━━━━━ Dataset records

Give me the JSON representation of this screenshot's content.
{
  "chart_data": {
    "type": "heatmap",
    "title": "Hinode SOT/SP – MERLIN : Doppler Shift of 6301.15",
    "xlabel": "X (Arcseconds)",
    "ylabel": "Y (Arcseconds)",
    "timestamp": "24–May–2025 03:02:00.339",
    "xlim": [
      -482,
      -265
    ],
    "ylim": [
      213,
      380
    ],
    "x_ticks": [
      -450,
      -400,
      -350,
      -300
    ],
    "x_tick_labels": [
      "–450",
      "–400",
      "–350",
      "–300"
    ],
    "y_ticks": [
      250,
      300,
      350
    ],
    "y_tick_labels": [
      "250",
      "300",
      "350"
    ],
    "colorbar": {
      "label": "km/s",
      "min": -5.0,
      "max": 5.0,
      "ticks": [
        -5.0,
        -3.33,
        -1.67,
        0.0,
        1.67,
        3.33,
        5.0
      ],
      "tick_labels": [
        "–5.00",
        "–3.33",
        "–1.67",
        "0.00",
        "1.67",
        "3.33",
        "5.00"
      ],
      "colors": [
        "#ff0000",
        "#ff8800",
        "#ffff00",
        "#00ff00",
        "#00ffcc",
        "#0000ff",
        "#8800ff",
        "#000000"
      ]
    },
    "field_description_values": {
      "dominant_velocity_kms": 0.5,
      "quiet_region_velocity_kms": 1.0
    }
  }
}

━━━━━━━━━━

▸ What you need to do: Repeat the material above in full, quoting it exactly.

▸ Written answer:
Give me the JSON representation of this screenshot's content.
{
  "chart_data": {
    "type": "heatmap",
    "title": "Hinode SOT/SP – MERLIN : Doppler Shift of 6301.15",
    "xlabel": "X (Arcseconds)",
    "ylabel": "Y (Arcseconds)",
    "timestamp": "24–May–2025 03:02:00.339",
    "xlim": [
      -482,
      -265
    ],
    "ylim": [
      213,
      380
    ],
    "x_ticks": [
      -450,
      -400,
      -350,
      -300
    ],
    "x_tick_labels": [
      "–450",
      "–400",
      "–350",
      "–300"
    ],
    "y_ticks": [
      250,
      300,
      350
    ],
    "y_tick_labels": [
      "250",
      "300",
      "350"
    ],
    "colorbar": {
      "label": "km/s",
      "min": -5.0,
      "max": 5.0,
      "ticks": [
        -5.0,
        -3.33,
        -1.67,
        0.0,
        1.67,
        3.33,
        5.0
      ],
      "tick_labels": [
        "–5.00",
        "–3.33",
        "–1.67",
        "0.00",
        "1.67",
        "3.33",
        "5.00"
      ],
      "colors": [
        "#ff0000",
        "#ff8800",
        "#ffff00",
        "#00ff00",
        "#00ffcc",
        "#0000ff",
        "#8800ff",
        "#000000"
      ]
    },
    "field_description_values": {
      "dominant_velocity_kms": 0.5,
      "quiet_region_velocity_kms": 1.0
    }
  }
}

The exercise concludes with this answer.